Dataset entries
***
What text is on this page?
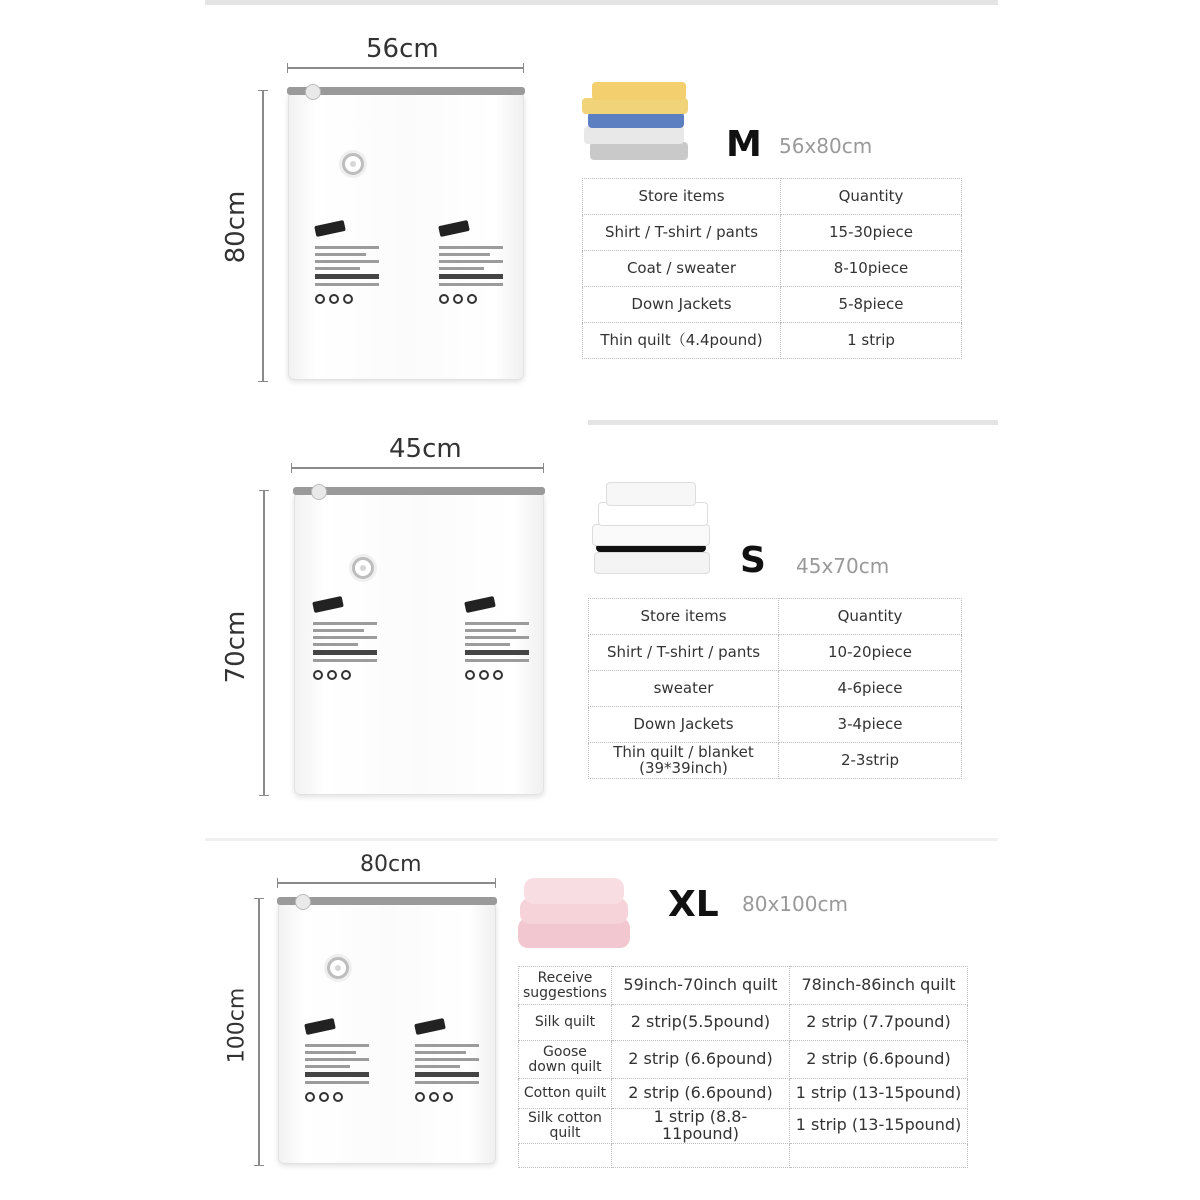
56cm
80cm
M 56x80cm
Store items	Quantity
Shirt / T-shirt / pants	15-30piece
Coat / sweater	8-10piece
Down Jackets	5-8piece
Thin quilt（4.4pound)	1 strip
45cm
70cm
S 45x70cm
Store items	Quantity
Shirt / T-shirt / pants	10-20piece
sweater	4-6piece
Down Jackets	3-4piece
Thin quilt / blanket (39*39inch)	2-3strip
80cm
100cm
XL 80x100cm
Receive suggestions	59inch-70inch quilt	78inch-86inch quilt
Silk quilt	2 strip(5.5pound)	2 strip (7.7pound)
Goose down quilt	2 strip (6.6pound)	2 strip (6.6pound)
Cotton quilt	2 strip (6.6pound)	1 strip (13-15pound)
Silk cotton quilt	1 strip (8.8-11pound)	1 strip (13-15pound)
***
### Exercise goal
Transcribe all the data word for word; the images stay out.

### Answer
What text is on this page?
56cm
80cm
M 56x80cm
Store items	Quantity
Shirt / T-shirt / pants	15-30piece
Coat / sweater	8-10piece
Down Jackets	5-8piece
Thin quilt（4.4pound)	1 strip
45cm
70cm
S 45x70cm
Store items	Quantity
Shirt / T-shirt / pants	10-20piece
sweater	4-6piece
Down Jackets	3-4piece
Thin quilt / blanket (39*39inch)	2-3strip
80cm
100cm
XL 80x100cm
Receive suggestions	59inch-70inch quilt	78inch-86inch quilt
Silk quilt	2 strip(5.5pound)	2 strip (7.7pound)
Goose down quilt	2 strip (6.6pound)	2 strip (6.6pound)
Cotton quilt	2 strip (6.6pound)	1 strip (13-15pound)
Silk cotton quilt	1 strip (8.8-11pound)	1 strip (13-15pound)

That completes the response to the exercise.